(Stored entries)
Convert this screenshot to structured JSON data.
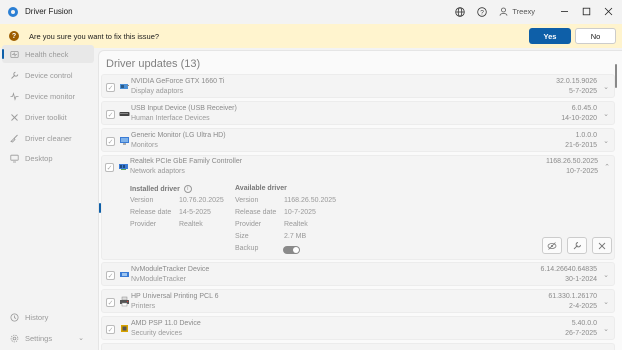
{
  "window": {
    "title": "Driver Fusion",
    "user": "Treexy"
  },
  "banner": {
    "message": "Are you sure you want to fix this issue?",
    "yes": "Yes",
    "no": "No"
  },
  "sidebar": {
    "items": [
      {
        "label": "Health check",
        "icon": "heart-icon",
        "active": true
      },
      {
        "label": "Device control",
        "icon": "wrench-icon"
      },
      {
        "label": "Device monitor",
        "icon": "pulse-icon"
      },
      {
        "label": "Driver toolkit",
        "icon": "tools-icon"
      },
      {
        "label": "Driver cleaner",
        "icon": "broom-icon"
      },
      {
        "label": "Desktop",
        "icon": "monitor-icon"
      }
    ],
    "history": "History",
    "settings": "Settings"
  },
  "main": {
    "title": "Driver updates (13)",
    "devices": [
      {
        "name": "NVIDIA GeForce GTX 1660 Ti",
        "category": "Display adaptors",
        "version": "32.0.15.9026",
        "date": "5-7-2025",
        "icon": "display-adapter-icon"
      },
      {
        "name": "USB Input Device (USB Receiver)",
        "category": "Human Interface Devices",
        "version": "6.0.45.0",
        "date": "14-10-2020",
        "icon": "keyboard-icon"
      },
      {
        "name": "Generic Monitor (LG Ultra HD)",
        "category": "Monitors",
        "version": "1.0.0.0",
        "date": "21-6-2015",
        "icon": "monitor-icon"
      },
      {
        "name": "Realtek PCIe GbE Family Controller",
        "category": "Network adaptors",
        "version": "1168.26.50.2025",
        "date": "10-7-2025",
        "icon": "network-icon"
      },
      {
        "name": "NvModuleTracker Device",
        "category": "NvModuleTracker",
        "version": "6.14.26640.64835",
        "date": "30-1-2024",
        "icon": "chip-icon"
      },
      {
        "name": "HP Universal Printing PCL 6",
        "category": "Printers",
        "version": "61.330.1.26170",
        "date": "2-4-2025",
        "icon": "printer-icon"
      },
      {
        "name": "AMD PSP 11.0 Device",
        "category": "Security devices",
        "version": "5.40.0.0",
        "date": "26-7-2025",
        "icon": "security-chip-icon"
      }
    ],
    "details": {
      "installed_title": "Installed driver",
      "available_title": "Available driver",
      "labels": {
        "version": "Version",
        "release_date": "Release date",
        "provider": "Provider",
        "size": "Size",
        "backup": "Backup"
      },
      "installed": {
        "version": "10.76.20.2025",
        "release_date": "14-5-2025",
        "provider": "Realtek"
      },
      "available": {
        "version": "1168.26.50.2025",
        "release_date": "10-7-2025",
        "provider": "Realtek",
        "size": "2.7 MB",
        "backup": true
      }
    }
  },
  "colors": {
    "accent": "#0e5fa8",
    "banner_bg": "#fff4ce",
    "warning": "#9d5d00"
  }
}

- [Directions for this task]: Repeat all the records above exactly, leaving out any pictures.

- [Reply]:
Convert this screenshot to structured JSON data.
{
  "window": {
    "title": "Driver Fusion",
    "user": "Treexy"
  },
  "banner": {
    "message": "Are you sure you want to fix this issue?",
    "yes": "Yes",
    "no": "No"
  },
  "sidebar": {
    "items": [
      {
        "label": "Health check",
        "icon": "heart-icon",
        "active": true
      },
      {
        "label": "Device control",
        "icon": "wrench-icon"
      },
      {
        "label": "Device monitor",
        "icon": "pulse-icon"
      },
      {
        "label": "Driver toolkit",
        "icon": "tools-icon"
      },
      {
        "label": "Driver cleaner",
        "icon": "broom-icon"
      },
      {
        "label": "Desktop",
        "icon": "monitor-icon"
      }
    ],
    "history": "History",
    "settings": "Settings"
  },
  "main": {
    "title": "Driver updates (13)",
    "devices": [
      {
        "name": "NVIDIA GeForce GTX 1660 Ti",
        "category": "Display adaptors",
        "version": "32.0.15.9026",
        "date": "5-7-2025",
        "icon": "display-adapter-icon"
      },
      {
        "name": "USB Input Device (USB Receiver)",
        "category": "Human Interface Devices",
        "version": "6.0.45.0",
        "date": "14-10-2020",
        "icon": "keyboard-icon"
      },
      {
        "name": "Generic Monitor (LG Ultra HD)",
        "category": "Monitors",
        "version": "1.0.0.0",
        "date": "21-6-2015",
        "icon": "monitor-icon"
      },
      {
        "name": "Realtek PCIe GbE Family Controller",
        "category": "Network adaptors",
        "version": "1168.26.50.2025",
        "date": "10-7-2025",
        "icon": "network-icon"
      },
      {
        "name": "NvModuleTracker Device",
        "category": "NvModuleTracker",
        "version": "6.14.26640.64835",
        "date": "30-1-2024",
        "icon": "chip-icon"
      },
      {
        "name": "HP Universal Printing PCL 6",
        "category": "Printers",
        "version": "61.330.1.26170",
        "date": "2-4-2025",
        "icon": "printer-icon"
      },
      {
        "name": "AMD PSP 11.0 Device",
        "category": "Security devices",
        "version": "5.40.0.0",
        "date": "26-7-2025",
        "icon": "security-chip-icon"
      }
    ],
    "details": {
      "installed_title": "Installed driver",
      "available_title": "Available driver",
      "labels": {
        "version": "Version",
        "release_date": "Release date",
        "provider": "Provider",
        "size": "Size",
        "backup": "Backup"
      },
      "installed": {
        "version": "10.76.20.2025",
        "release_date": "14-5-2025",
        "provider": "Realtek"
      },
      "available": {
        "version": "1168.26.50.2025",
        "release_date": "10-7-2025",
        "provider": "Realtek",
        "size": "2.7 MB",
        "backup": true
      }
    }
  },
  "colors": {
    "accent": "#0e5fa8",
    "banner_bg": "#fff4ce",
    "warning": "#9d5d00"
  }
}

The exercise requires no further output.